What you should do: Tally how many lines hold the string "structured". Your reply should be that number alone.

%%

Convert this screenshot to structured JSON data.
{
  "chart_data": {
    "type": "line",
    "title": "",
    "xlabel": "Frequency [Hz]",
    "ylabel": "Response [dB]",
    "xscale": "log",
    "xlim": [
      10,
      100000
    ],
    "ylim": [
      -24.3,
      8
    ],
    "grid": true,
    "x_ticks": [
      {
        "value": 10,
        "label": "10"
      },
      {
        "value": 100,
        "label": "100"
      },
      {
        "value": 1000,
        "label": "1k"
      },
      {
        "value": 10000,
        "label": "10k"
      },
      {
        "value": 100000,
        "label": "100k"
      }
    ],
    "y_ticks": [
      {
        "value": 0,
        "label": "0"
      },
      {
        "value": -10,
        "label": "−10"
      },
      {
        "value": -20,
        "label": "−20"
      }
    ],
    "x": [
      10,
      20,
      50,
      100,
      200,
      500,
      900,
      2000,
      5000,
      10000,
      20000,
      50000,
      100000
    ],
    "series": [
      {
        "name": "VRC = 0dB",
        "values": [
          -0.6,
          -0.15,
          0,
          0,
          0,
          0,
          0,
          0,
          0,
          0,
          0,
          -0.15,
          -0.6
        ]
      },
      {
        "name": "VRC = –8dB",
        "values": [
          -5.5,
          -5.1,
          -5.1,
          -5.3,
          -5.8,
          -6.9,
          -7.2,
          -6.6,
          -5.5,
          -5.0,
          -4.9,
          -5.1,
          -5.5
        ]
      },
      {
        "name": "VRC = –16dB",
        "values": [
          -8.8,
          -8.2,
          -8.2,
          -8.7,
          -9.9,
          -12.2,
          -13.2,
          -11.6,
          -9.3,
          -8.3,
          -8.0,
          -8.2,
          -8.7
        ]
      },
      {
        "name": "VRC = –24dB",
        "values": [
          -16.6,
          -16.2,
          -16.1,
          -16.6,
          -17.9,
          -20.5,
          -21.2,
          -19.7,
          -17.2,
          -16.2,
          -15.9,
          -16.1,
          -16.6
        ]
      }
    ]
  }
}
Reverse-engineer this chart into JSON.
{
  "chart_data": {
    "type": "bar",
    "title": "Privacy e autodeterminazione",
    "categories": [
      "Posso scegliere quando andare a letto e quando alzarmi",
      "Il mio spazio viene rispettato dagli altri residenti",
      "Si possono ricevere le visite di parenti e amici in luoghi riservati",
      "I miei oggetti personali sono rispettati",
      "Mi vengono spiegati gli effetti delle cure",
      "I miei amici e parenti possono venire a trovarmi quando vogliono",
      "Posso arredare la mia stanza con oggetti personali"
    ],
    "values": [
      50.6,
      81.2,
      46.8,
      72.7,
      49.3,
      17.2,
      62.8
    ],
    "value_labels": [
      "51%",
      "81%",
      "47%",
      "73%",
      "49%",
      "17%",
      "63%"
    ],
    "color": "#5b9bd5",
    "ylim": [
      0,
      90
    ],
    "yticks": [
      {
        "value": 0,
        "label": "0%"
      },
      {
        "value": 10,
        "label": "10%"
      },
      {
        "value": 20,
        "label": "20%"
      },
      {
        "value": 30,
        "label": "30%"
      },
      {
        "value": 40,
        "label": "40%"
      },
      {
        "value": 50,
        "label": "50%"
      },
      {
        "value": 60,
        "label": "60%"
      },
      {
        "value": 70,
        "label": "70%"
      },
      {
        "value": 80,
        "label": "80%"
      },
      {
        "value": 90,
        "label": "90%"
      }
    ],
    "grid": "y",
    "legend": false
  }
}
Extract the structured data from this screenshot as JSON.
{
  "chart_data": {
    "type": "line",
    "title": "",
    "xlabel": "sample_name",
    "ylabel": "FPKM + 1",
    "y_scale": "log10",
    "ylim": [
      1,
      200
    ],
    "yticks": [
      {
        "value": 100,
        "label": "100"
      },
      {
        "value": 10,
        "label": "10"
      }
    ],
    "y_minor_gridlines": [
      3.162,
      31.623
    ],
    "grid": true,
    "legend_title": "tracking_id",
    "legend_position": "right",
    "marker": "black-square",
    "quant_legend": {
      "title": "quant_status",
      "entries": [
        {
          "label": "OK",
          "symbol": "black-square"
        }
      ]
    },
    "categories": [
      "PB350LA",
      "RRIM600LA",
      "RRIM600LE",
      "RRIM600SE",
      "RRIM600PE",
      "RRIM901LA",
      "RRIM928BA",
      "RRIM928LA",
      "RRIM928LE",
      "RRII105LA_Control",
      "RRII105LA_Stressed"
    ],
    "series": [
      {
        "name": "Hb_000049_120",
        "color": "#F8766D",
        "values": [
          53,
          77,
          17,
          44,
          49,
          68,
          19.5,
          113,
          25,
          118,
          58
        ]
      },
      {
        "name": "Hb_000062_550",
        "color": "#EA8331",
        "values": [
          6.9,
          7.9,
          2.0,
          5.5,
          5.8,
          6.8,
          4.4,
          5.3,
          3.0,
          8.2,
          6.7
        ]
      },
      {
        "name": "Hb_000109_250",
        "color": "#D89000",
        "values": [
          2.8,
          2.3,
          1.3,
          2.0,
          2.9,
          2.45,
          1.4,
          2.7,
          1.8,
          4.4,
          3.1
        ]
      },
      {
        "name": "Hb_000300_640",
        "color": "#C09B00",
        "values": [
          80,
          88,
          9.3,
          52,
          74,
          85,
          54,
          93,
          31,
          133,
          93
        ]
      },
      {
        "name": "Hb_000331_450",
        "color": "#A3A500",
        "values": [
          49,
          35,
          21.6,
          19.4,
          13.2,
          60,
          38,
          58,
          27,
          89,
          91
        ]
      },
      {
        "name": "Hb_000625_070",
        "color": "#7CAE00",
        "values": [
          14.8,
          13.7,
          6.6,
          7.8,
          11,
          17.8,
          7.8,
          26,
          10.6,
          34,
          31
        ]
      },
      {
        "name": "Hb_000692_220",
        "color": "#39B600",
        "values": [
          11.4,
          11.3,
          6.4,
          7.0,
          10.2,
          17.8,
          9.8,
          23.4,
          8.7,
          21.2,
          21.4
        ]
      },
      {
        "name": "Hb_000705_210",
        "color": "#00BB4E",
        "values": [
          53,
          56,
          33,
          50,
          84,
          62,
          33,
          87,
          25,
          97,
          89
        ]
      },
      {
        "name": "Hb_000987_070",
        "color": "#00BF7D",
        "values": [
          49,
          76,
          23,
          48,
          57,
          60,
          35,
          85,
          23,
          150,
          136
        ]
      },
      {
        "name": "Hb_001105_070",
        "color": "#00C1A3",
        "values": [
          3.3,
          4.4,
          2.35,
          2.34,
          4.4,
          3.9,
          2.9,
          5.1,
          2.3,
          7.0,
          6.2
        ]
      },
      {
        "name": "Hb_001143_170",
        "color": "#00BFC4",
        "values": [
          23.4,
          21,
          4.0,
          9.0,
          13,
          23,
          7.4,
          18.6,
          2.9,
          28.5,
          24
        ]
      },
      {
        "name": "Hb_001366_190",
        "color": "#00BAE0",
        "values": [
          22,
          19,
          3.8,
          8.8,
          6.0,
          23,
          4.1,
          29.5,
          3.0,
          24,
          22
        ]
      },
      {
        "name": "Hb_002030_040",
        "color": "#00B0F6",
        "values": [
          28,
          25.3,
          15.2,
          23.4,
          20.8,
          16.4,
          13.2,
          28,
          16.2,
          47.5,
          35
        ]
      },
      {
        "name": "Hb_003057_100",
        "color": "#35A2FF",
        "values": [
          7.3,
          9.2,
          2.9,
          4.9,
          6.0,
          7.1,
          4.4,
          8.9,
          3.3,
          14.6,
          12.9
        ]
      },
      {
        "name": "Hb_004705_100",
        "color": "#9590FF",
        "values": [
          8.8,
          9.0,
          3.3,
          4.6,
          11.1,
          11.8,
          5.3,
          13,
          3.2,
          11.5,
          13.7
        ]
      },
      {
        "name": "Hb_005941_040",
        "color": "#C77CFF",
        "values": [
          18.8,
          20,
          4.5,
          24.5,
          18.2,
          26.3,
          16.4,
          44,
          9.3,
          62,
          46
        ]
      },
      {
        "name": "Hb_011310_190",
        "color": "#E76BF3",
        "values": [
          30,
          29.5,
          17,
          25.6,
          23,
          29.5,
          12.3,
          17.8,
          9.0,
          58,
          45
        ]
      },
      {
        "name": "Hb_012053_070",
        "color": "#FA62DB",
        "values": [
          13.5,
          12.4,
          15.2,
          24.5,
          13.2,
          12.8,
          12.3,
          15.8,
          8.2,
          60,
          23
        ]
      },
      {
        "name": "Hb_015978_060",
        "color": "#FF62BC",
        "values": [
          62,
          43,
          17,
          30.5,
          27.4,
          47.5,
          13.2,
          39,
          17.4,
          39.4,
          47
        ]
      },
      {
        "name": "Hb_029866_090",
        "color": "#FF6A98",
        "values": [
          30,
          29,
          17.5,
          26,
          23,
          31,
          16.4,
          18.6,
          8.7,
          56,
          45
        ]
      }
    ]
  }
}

%%

Complete answer: 2